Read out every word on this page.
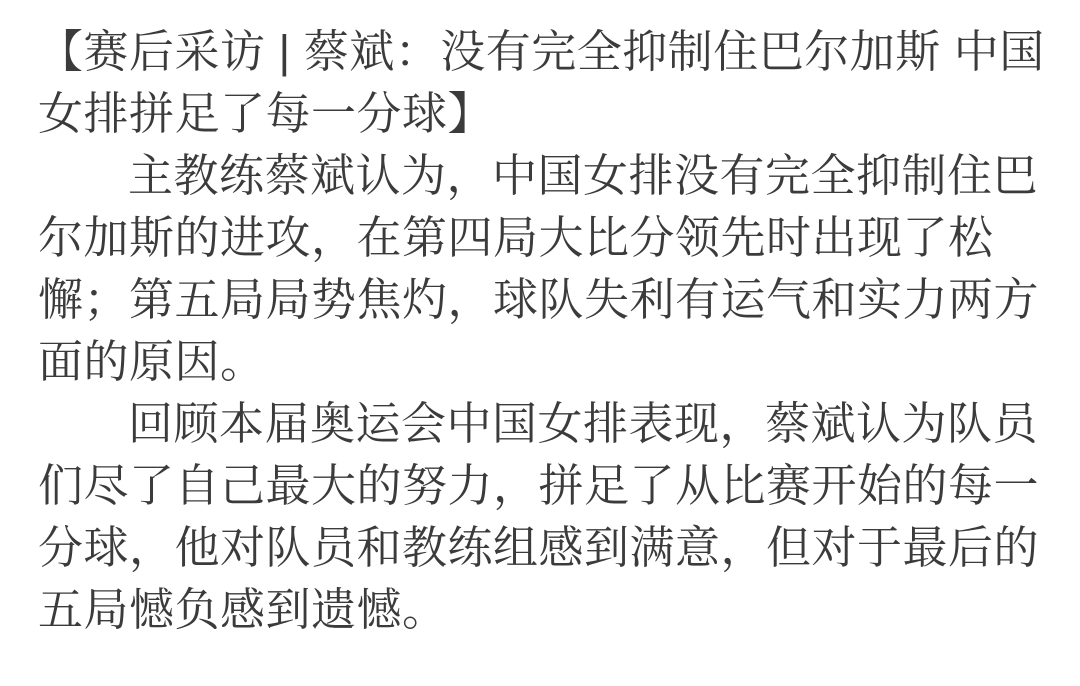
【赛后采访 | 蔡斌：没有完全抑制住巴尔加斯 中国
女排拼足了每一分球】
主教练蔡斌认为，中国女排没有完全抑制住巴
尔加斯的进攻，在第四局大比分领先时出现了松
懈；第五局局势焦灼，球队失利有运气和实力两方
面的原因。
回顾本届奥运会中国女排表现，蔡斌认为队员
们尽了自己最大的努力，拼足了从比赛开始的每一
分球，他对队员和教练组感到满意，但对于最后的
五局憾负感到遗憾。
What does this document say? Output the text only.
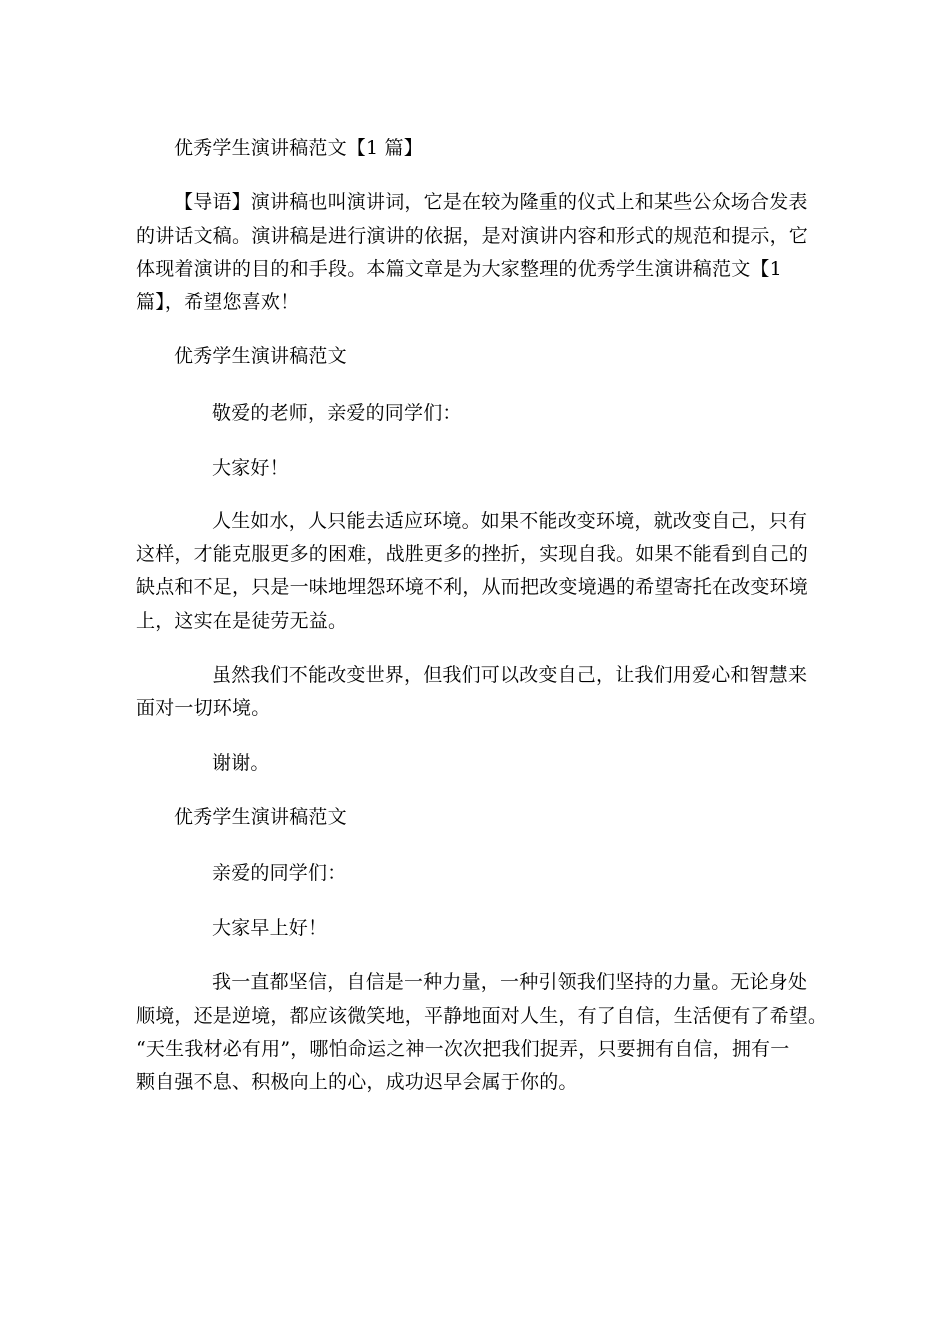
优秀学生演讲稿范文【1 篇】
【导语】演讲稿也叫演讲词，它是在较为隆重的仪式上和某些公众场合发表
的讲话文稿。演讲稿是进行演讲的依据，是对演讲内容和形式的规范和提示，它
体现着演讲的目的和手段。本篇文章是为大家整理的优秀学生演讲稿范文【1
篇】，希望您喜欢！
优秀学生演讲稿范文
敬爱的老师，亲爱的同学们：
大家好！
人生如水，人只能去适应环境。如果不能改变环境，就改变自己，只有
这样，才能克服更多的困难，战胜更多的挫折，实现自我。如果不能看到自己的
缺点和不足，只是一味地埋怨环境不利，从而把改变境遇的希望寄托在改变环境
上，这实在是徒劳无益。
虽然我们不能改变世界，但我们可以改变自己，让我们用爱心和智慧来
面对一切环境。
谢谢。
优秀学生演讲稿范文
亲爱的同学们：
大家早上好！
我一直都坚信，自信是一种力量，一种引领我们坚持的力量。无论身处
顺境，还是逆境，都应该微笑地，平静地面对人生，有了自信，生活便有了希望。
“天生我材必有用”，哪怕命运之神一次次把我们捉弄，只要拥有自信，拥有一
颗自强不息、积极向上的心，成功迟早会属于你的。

──────────────────────────────

> _Task prompt_:
Transcribe the records above exactly as they appear, leaving out any pictures.

> _Answer_:
Read out every word on this page.
【赛后采访 | 蔡斌：没有完全抑制住巴尔加斯 中国
女排拼足了每一分球】
主教练蔡斌认为，中国女排没有完全抑制住巴
尔加斯的进攻，在第四局大比分领先时出现了松
懈；第五局局势焦灼，球队失利有运气和实力两方
面的原因。
回顾本届奥运会中国女排表现，蔡斌认为队员
们尽了自己最大的努力，拼足了从比赛开始的每一
分球，他对队员和教练组感到满意，但对于最后的
五局憾负感到遗憾。
What does this document say? Output the text only.
优秀学生演讲稿范文【1 篇】
【导语】演讲稿也叫演讲词，它是在较为隆重的仪式上和某些公众场合发表
的讲话文稿。演讲稿是进行演讲的依据，是对演讲内容和形式的规范和提示，它
体现着演讲的目的和手段。本篇文章是为大家整理的优秀学生演讲稿范文【1
篇】，希望您喜欢！
优秀学生演讲稿范文
敬爱的老师，亲爱的同学们：
大家好！
人生如水，人只能去适应环境。如果不能改变环境，就改变自己，只有
这样，才能克服更多的困难，战胜更多的挫折，实现自我。如果不能看到自己的
缺点和不足，只是一味地埋怨环境不利，从而把改变境遇的希望寄托在改变环境
上，这实在是徒劳无益。
虽然我们不能改变世界，但我们可以改变自己，让我们用爱心和智慧来
面对一切环境。
谢谢。
优秀学生演讲稿范文
亲爱的同学们：
大家早上好！
我一直都坚信，自信是一种力量，一种引领我们坚持的力量。无论身处
顺境，还是逆境，都应该微笑地，平静地面对人生，有了自信，生活便有了希望。
“天生我材必有用”，哪怕命运之神一次次把我们捉弄，只要拥有自信，拥有一
颗自强不息、积极向上的心，成功迟早会属于你的。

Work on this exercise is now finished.